* **Given entries**
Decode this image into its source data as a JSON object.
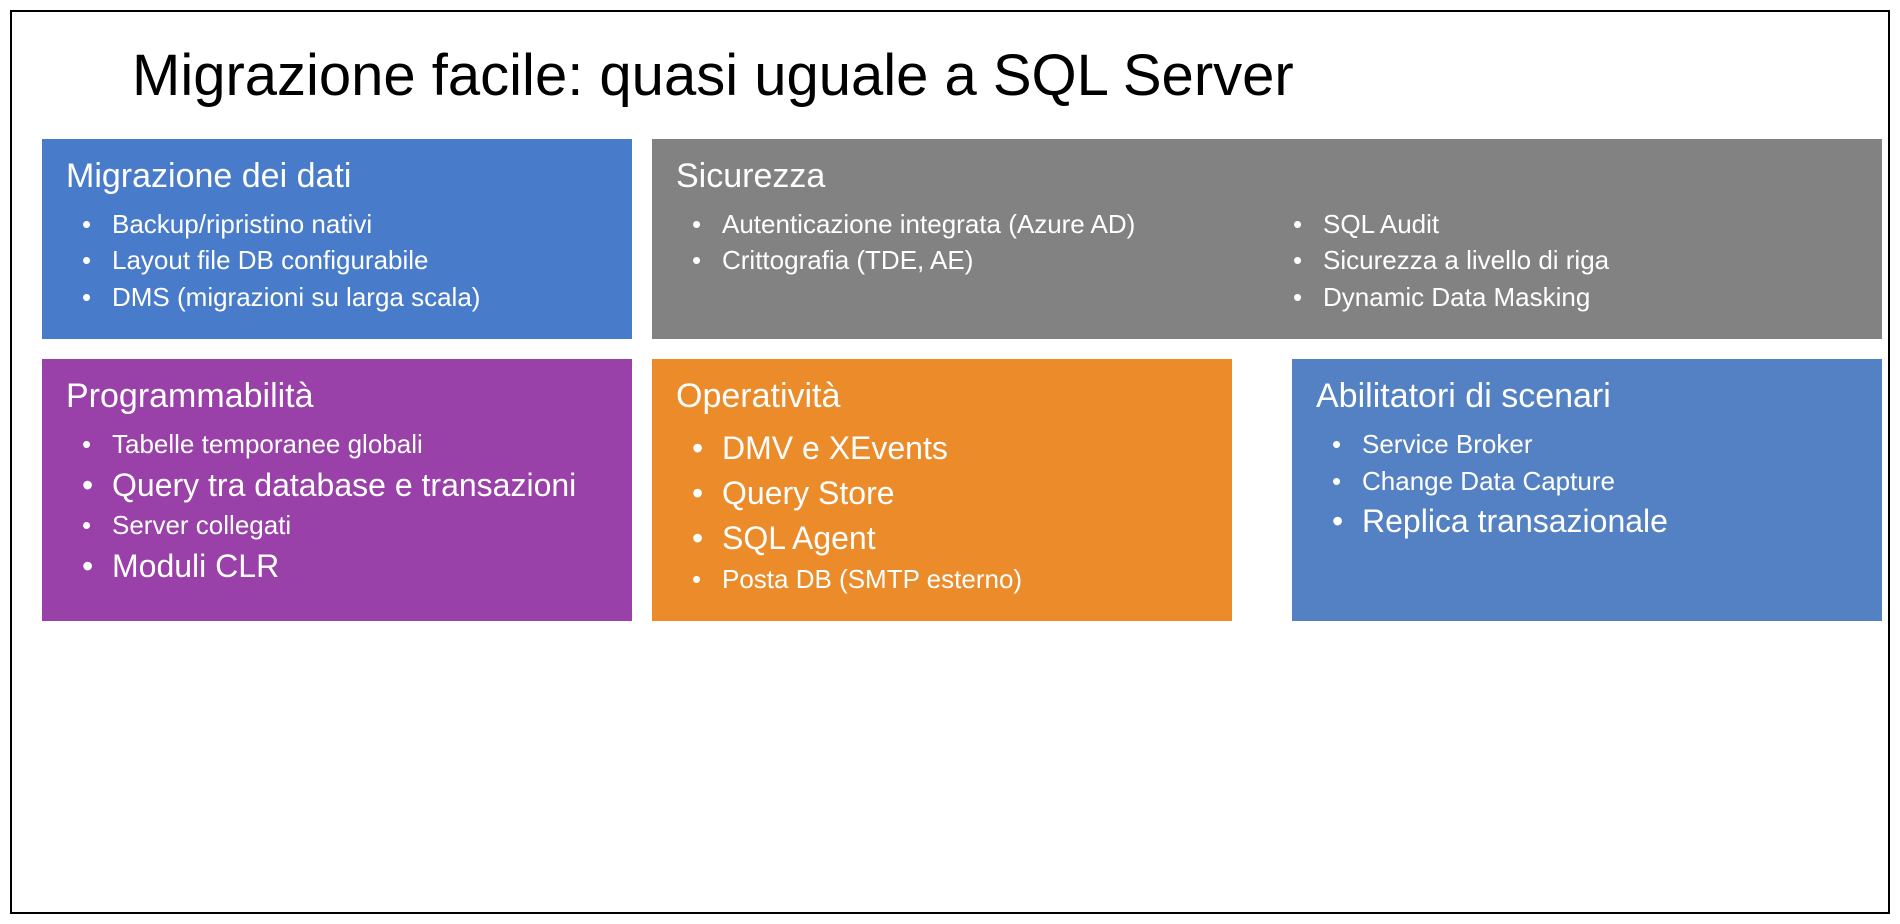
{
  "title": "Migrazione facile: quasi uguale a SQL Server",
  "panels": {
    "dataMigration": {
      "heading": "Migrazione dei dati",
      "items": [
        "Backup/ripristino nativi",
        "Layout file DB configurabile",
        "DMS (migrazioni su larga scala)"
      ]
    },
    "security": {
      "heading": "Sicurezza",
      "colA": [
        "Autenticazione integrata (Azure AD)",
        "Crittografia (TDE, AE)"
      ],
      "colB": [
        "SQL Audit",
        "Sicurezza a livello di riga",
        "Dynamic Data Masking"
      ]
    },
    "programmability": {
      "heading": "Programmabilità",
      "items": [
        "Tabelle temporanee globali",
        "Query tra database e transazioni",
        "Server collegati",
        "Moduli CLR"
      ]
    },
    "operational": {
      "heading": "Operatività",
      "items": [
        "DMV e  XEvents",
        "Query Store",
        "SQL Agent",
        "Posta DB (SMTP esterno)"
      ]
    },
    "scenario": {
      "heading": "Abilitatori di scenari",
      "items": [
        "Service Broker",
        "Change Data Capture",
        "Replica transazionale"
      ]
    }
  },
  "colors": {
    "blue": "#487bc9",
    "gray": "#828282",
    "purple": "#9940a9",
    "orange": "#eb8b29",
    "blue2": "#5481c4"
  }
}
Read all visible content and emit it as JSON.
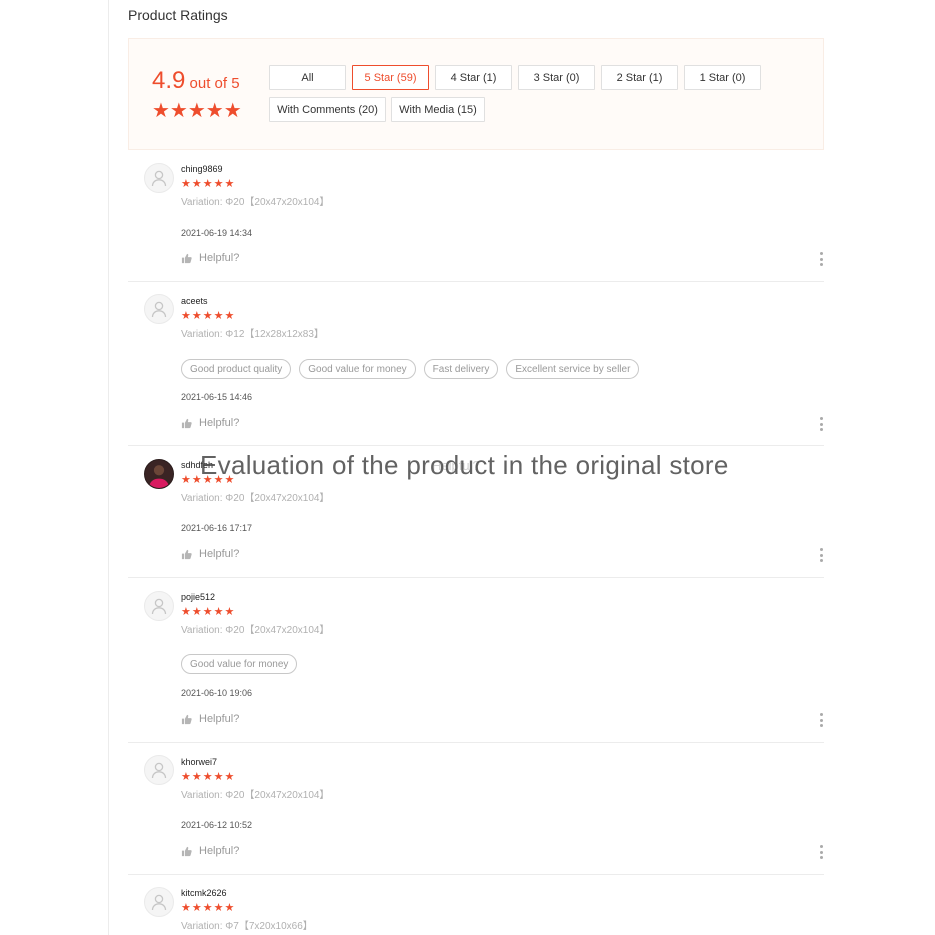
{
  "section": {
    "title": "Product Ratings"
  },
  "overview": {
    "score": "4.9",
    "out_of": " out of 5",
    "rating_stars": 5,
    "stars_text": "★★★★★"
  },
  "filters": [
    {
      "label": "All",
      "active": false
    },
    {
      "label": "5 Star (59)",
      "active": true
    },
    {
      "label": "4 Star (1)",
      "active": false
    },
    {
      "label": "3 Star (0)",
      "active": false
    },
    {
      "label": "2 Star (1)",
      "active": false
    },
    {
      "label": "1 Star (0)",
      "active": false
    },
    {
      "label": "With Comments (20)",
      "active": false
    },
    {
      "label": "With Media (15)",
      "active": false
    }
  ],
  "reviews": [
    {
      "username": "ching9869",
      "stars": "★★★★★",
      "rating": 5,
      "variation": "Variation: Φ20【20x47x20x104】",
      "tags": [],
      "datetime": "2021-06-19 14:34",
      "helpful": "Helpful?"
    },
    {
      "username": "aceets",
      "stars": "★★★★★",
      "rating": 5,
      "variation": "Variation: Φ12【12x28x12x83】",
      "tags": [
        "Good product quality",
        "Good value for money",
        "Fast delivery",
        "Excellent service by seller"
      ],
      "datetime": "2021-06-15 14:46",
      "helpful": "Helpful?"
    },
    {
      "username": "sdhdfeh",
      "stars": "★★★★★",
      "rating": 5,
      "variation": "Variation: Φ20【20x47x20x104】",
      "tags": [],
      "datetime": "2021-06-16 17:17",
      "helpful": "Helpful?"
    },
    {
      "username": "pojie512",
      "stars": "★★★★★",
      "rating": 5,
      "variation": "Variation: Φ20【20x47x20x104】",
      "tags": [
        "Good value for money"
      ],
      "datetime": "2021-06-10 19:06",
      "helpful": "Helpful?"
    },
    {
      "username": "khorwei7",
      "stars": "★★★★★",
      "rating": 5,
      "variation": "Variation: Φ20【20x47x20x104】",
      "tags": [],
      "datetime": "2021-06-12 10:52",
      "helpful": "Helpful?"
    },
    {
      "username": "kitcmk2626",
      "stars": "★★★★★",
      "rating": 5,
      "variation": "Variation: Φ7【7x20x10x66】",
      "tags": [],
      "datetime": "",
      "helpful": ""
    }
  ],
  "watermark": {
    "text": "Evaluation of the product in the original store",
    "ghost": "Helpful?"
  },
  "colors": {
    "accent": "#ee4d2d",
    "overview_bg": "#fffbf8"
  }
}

* **What you will do**
List every line in the records above that contains the word "value".

* **Reply**
        "Good value for money",
        "Good value for money"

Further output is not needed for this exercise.